* TASK OBJECTIVE
Pick out each line containing the string "content" and copy it.

* AVAILABLE DATA
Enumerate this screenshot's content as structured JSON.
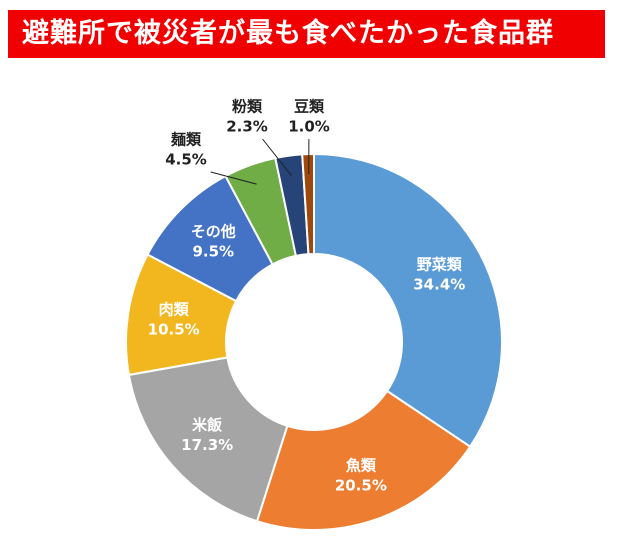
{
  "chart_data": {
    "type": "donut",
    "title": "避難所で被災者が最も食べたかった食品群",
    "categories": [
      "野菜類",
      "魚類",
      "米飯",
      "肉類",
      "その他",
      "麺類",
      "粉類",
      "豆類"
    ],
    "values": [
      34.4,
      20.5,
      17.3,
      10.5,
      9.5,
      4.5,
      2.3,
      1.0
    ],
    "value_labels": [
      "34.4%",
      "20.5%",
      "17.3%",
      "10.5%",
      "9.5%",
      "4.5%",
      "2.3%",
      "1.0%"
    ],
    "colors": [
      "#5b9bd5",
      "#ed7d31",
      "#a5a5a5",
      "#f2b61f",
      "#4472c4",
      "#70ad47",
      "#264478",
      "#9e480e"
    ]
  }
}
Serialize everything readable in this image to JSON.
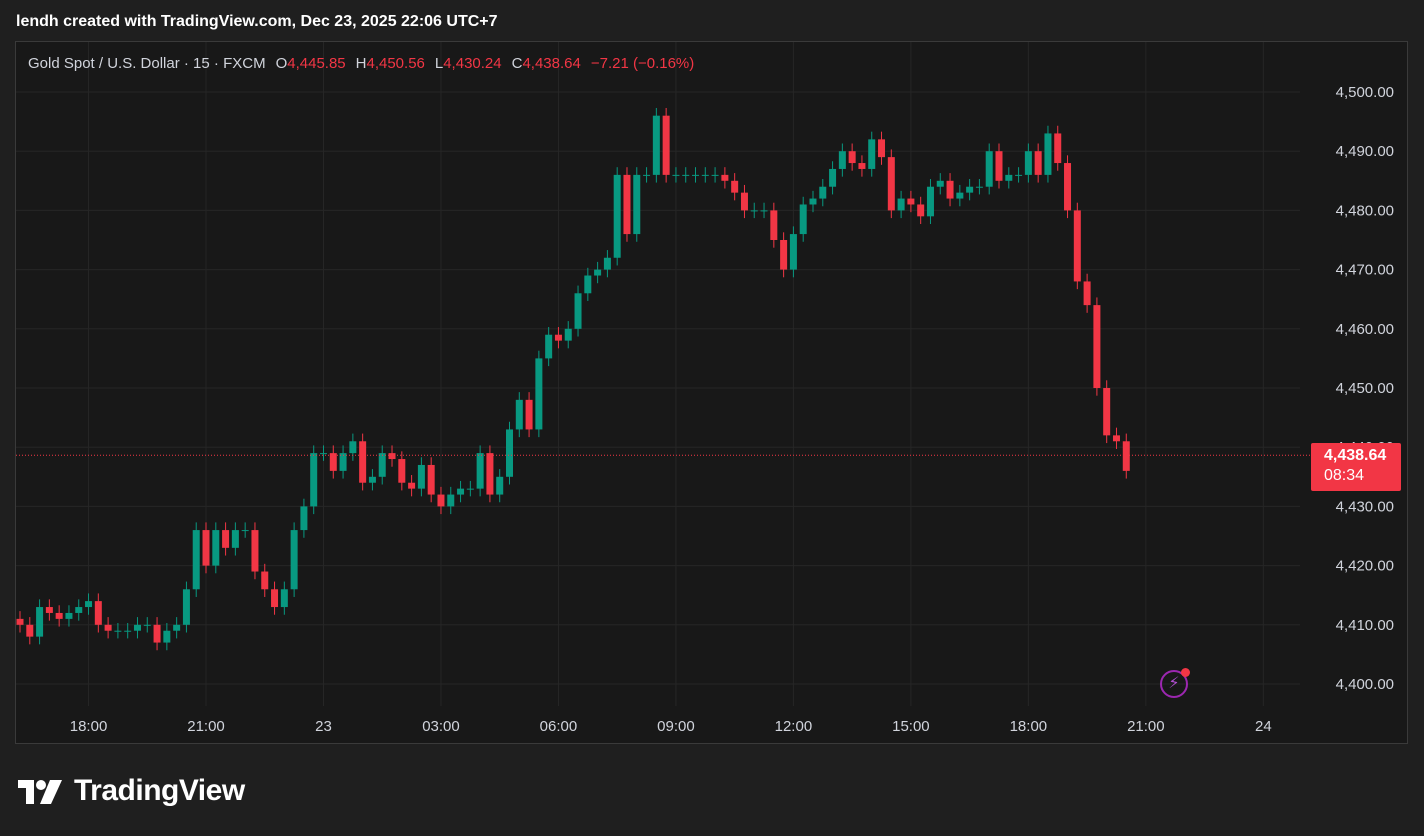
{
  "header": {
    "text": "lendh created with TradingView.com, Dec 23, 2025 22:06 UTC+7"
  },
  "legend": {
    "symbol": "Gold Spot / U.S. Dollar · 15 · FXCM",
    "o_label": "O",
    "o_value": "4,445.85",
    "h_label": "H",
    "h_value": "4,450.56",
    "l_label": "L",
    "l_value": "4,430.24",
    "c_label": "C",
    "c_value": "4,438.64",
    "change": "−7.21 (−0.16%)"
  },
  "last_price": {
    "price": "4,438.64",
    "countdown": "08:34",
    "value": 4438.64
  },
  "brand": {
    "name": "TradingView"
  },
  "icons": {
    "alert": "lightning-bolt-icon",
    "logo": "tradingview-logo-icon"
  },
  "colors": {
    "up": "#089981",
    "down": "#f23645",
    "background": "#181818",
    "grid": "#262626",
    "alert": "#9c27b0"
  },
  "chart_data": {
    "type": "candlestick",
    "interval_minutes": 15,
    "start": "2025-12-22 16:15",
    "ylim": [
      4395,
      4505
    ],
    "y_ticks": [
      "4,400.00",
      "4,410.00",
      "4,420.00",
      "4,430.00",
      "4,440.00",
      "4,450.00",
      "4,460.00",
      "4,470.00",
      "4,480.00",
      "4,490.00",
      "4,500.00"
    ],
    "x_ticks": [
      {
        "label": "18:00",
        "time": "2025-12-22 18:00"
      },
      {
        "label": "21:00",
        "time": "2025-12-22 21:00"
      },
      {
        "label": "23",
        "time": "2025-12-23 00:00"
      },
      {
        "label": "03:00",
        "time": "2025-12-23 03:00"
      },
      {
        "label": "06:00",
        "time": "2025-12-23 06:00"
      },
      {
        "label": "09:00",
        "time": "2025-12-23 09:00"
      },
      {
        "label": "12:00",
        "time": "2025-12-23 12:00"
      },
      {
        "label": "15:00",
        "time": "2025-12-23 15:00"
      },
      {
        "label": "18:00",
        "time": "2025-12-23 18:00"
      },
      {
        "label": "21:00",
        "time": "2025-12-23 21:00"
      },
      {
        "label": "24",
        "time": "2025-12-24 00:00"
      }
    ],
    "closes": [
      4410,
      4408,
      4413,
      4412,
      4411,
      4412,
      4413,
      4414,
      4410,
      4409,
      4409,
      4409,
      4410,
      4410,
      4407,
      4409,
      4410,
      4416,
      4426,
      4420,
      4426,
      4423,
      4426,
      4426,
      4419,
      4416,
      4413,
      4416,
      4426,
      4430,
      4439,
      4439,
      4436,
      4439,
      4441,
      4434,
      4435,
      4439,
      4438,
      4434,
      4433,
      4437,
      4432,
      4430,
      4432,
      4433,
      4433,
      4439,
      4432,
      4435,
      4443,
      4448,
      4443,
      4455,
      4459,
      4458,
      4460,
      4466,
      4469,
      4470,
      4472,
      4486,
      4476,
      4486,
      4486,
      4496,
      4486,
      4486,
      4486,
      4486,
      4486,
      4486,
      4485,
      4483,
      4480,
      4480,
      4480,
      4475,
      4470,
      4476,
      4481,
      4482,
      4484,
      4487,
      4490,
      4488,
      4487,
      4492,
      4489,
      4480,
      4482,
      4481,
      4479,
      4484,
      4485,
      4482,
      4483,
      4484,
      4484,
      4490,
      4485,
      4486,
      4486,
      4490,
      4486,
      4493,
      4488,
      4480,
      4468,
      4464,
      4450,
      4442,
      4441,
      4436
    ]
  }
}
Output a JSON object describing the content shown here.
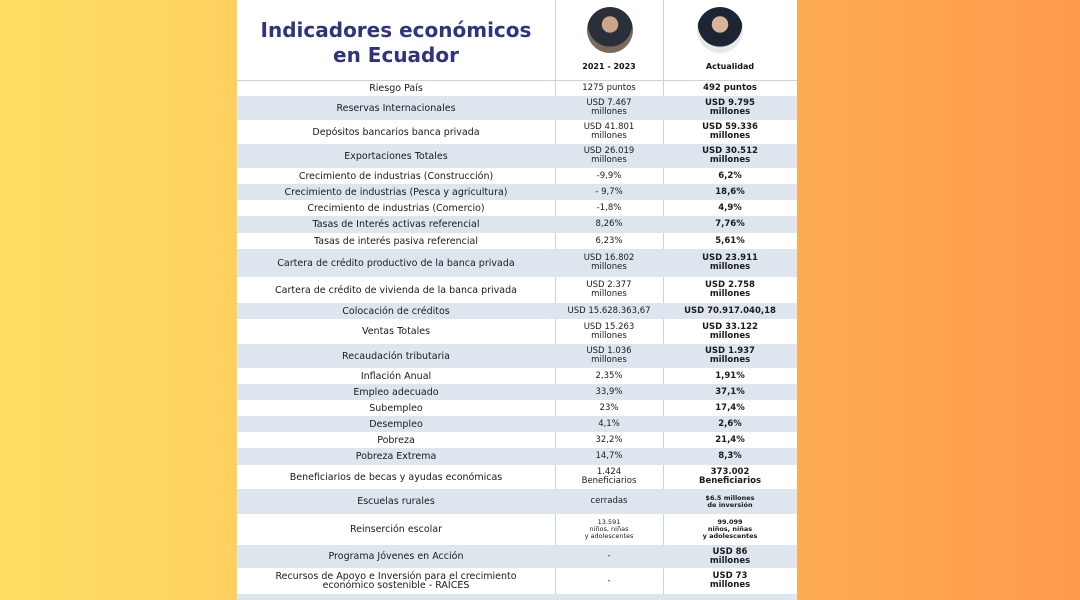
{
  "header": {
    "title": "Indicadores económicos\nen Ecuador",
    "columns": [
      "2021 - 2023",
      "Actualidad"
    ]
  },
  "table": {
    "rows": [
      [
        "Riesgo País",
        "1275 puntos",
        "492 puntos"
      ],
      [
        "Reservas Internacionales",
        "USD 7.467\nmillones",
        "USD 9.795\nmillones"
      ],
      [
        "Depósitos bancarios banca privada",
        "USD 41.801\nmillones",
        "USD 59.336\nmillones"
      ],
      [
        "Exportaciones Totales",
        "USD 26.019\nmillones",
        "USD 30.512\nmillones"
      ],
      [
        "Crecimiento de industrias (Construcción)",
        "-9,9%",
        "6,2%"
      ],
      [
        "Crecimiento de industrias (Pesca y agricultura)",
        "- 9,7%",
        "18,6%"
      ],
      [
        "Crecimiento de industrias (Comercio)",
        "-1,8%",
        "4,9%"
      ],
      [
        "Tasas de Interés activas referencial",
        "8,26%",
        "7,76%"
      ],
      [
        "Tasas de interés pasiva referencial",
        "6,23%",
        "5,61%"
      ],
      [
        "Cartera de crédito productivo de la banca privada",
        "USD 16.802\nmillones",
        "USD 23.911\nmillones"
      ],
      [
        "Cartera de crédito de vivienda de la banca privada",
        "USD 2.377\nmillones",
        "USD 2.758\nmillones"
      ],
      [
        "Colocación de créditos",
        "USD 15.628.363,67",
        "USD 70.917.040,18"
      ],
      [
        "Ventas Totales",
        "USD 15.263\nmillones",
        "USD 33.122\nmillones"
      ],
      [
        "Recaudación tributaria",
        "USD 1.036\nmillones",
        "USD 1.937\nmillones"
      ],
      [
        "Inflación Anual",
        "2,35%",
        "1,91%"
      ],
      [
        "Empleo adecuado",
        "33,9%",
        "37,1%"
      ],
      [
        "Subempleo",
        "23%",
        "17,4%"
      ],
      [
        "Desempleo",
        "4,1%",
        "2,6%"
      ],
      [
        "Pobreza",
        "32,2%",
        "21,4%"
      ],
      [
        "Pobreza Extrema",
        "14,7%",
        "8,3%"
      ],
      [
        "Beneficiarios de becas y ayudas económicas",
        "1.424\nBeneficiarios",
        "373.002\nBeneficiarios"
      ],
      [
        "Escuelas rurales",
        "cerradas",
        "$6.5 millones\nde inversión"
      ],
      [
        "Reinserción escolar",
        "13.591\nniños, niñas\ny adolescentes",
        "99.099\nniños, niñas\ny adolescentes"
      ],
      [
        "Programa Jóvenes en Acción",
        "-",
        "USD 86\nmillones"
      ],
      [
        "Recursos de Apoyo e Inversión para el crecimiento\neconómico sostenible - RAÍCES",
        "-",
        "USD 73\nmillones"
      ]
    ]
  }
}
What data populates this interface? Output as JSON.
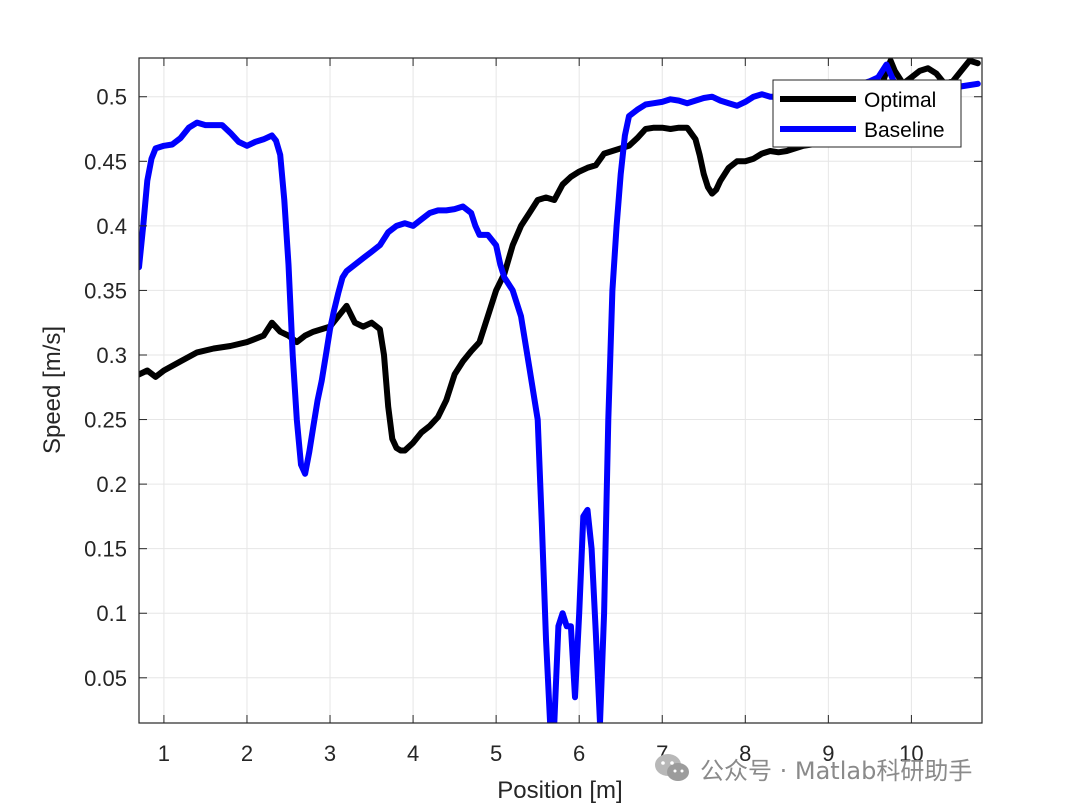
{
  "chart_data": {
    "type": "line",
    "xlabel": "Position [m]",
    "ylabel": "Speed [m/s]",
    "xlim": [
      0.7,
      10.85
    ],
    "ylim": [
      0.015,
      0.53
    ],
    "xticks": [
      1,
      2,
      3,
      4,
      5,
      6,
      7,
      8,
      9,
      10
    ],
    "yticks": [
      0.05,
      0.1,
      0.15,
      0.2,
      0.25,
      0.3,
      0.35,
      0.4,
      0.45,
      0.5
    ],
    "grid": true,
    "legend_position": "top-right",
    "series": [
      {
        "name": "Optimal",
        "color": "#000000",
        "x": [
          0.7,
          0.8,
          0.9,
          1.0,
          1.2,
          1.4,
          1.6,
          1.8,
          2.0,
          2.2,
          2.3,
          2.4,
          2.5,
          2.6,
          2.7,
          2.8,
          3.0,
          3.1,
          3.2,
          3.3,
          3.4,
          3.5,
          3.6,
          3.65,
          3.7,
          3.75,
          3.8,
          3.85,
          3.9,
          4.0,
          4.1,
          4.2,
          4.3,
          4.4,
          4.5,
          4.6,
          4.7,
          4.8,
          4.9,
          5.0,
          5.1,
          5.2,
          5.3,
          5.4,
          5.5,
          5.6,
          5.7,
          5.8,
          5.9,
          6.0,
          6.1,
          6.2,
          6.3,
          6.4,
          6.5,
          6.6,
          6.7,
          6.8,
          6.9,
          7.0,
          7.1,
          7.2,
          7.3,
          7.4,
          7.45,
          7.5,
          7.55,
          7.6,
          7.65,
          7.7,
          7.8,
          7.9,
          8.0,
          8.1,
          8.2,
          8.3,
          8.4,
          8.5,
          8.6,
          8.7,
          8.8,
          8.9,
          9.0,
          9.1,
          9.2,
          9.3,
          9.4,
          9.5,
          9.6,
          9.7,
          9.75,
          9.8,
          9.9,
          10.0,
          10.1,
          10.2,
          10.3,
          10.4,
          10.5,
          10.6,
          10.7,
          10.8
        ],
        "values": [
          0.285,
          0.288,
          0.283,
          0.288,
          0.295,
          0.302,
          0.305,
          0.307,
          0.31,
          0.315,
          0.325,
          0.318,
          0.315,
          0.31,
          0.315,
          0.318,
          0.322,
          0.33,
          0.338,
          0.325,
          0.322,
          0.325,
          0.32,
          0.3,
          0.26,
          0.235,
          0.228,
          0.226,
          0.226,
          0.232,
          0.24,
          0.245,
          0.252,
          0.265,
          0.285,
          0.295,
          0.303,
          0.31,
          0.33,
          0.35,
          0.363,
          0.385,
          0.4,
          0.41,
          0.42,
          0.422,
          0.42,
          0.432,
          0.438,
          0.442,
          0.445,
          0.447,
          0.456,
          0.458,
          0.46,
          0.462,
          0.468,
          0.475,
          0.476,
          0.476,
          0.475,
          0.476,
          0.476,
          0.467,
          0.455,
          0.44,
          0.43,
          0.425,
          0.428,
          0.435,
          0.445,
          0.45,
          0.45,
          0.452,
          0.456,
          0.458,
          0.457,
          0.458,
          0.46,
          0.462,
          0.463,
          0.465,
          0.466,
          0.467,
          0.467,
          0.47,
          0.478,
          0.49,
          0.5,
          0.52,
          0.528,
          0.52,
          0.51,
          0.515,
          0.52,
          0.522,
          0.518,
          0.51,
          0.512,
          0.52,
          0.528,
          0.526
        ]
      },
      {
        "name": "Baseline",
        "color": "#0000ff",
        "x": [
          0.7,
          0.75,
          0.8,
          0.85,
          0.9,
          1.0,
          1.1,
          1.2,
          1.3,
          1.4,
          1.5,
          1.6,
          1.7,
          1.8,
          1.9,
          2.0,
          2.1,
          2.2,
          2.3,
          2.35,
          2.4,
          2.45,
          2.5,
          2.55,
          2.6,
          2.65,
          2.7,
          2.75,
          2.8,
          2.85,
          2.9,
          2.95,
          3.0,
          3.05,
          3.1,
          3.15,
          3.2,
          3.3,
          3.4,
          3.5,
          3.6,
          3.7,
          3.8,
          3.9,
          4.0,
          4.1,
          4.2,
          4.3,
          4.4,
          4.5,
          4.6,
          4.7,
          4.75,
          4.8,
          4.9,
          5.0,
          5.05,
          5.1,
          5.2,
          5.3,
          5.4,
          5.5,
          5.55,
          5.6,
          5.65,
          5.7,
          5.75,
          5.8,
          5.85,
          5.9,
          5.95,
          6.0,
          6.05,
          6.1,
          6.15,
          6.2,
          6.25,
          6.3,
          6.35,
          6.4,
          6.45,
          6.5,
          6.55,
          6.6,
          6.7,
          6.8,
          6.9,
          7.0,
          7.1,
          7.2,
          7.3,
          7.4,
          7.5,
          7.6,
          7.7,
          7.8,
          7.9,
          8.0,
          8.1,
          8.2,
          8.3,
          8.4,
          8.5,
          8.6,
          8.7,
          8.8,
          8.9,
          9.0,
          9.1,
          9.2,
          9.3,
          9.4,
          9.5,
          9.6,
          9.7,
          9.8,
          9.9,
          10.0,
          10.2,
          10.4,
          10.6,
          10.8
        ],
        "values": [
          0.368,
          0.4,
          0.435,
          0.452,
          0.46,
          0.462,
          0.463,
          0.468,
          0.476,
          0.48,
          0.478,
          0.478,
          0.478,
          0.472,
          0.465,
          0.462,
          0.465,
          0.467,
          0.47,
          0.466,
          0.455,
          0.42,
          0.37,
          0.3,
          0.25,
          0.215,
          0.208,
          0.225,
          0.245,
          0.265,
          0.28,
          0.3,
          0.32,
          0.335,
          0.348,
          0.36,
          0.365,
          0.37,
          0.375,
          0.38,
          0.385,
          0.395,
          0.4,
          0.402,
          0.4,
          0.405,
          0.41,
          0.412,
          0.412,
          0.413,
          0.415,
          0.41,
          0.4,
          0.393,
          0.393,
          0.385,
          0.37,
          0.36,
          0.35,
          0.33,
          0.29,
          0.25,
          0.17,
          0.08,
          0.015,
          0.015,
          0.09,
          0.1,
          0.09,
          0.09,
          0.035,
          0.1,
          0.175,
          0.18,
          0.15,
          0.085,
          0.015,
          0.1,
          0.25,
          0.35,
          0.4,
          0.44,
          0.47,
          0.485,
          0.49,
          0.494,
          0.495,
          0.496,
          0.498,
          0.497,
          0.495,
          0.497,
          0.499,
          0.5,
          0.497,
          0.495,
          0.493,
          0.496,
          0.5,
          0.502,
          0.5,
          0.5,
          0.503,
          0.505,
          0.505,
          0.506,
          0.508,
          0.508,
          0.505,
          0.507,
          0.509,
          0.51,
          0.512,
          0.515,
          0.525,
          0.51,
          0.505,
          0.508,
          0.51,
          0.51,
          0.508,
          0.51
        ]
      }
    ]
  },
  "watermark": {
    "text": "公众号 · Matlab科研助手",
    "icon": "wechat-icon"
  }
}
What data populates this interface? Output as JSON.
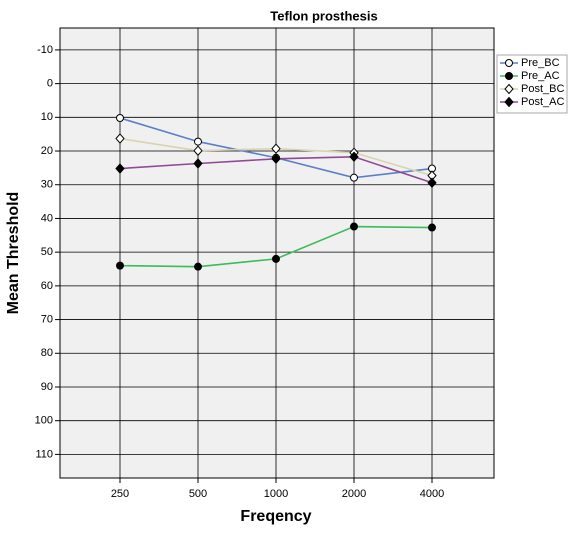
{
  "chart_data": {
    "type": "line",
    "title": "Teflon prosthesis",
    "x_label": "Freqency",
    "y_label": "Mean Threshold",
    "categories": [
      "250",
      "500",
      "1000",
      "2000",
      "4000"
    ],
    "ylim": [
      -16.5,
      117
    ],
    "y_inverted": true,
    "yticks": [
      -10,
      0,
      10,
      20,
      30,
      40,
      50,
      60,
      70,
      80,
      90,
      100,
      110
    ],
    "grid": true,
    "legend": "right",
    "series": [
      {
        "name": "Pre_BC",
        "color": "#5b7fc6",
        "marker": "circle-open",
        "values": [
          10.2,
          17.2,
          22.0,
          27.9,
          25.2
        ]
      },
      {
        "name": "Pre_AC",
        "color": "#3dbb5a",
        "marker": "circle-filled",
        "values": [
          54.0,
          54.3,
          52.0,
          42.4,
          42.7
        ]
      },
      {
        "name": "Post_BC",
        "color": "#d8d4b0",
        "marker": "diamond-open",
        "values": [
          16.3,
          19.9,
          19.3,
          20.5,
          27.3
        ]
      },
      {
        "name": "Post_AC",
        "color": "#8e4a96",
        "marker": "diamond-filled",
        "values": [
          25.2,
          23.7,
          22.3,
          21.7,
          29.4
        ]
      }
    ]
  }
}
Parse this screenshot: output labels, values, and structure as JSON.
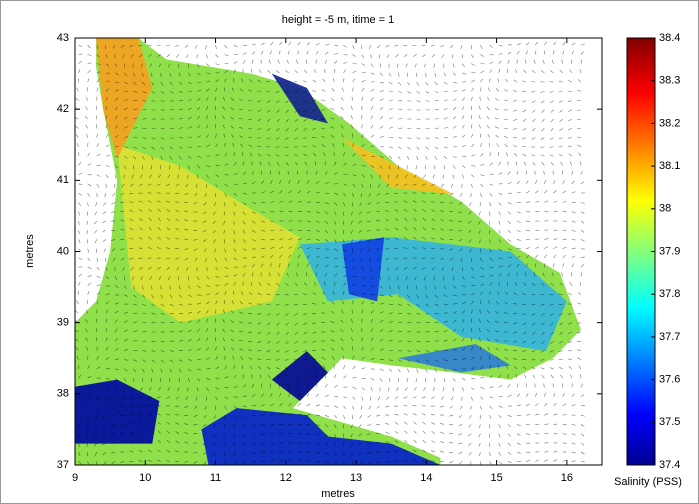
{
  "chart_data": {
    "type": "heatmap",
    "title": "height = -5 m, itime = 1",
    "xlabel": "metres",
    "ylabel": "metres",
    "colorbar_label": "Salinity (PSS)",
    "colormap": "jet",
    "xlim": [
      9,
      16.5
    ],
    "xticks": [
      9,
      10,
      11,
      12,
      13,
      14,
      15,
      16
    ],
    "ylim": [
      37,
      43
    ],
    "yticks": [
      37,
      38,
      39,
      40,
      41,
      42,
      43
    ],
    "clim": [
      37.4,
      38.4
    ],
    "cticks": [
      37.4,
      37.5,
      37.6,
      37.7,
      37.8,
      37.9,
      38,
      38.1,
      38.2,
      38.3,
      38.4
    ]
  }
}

* RESULT OF THE EXERCISE
Enumerate this screenshot's content as structured JSON.
Output a JSON object describing the content shown here.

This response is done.